"""
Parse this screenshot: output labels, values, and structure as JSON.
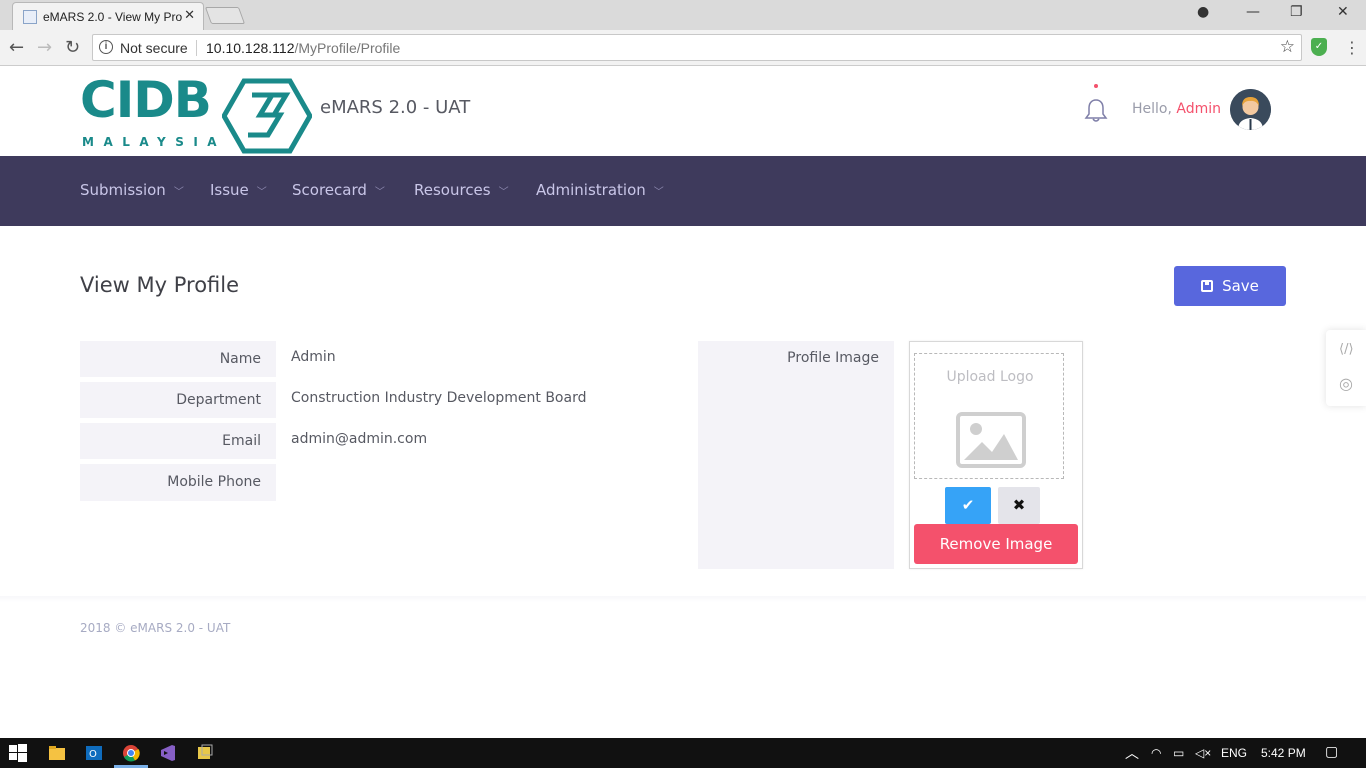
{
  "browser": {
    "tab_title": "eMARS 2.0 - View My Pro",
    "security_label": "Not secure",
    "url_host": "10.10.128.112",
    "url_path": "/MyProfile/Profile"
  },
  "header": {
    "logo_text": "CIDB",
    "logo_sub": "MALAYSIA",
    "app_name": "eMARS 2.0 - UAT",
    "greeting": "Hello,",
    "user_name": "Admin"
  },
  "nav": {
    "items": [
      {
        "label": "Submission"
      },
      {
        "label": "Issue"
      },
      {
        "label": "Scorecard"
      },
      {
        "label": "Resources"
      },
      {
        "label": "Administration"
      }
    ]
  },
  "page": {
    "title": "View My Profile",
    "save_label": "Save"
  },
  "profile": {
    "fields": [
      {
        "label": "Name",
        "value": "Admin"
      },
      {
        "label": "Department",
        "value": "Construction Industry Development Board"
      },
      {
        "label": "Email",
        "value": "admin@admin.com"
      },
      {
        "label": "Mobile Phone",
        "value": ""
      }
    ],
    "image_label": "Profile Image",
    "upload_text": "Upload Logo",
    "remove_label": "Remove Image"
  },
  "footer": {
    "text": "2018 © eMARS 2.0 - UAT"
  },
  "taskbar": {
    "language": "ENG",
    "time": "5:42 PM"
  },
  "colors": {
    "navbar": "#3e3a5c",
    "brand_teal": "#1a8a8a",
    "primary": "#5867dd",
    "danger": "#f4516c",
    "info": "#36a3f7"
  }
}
"""
"""
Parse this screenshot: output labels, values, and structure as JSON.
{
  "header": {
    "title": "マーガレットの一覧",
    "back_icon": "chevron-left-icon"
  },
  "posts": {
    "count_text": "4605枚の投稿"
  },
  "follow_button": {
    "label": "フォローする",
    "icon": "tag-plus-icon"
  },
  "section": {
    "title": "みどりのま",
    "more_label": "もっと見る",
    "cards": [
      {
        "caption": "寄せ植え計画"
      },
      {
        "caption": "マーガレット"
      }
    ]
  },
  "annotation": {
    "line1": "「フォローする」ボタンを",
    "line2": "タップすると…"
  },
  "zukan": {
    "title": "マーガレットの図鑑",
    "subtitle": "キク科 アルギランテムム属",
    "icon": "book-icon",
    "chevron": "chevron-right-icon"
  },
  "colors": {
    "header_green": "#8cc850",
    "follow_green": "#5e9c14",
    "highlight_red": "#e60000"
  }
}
"""
WHAT NEEDS TO BE DONE — The word "chevron" may appear on some lines. Report how many lines hold it, giving the number alone.

OUTPUT OF THE EXERCISE — 2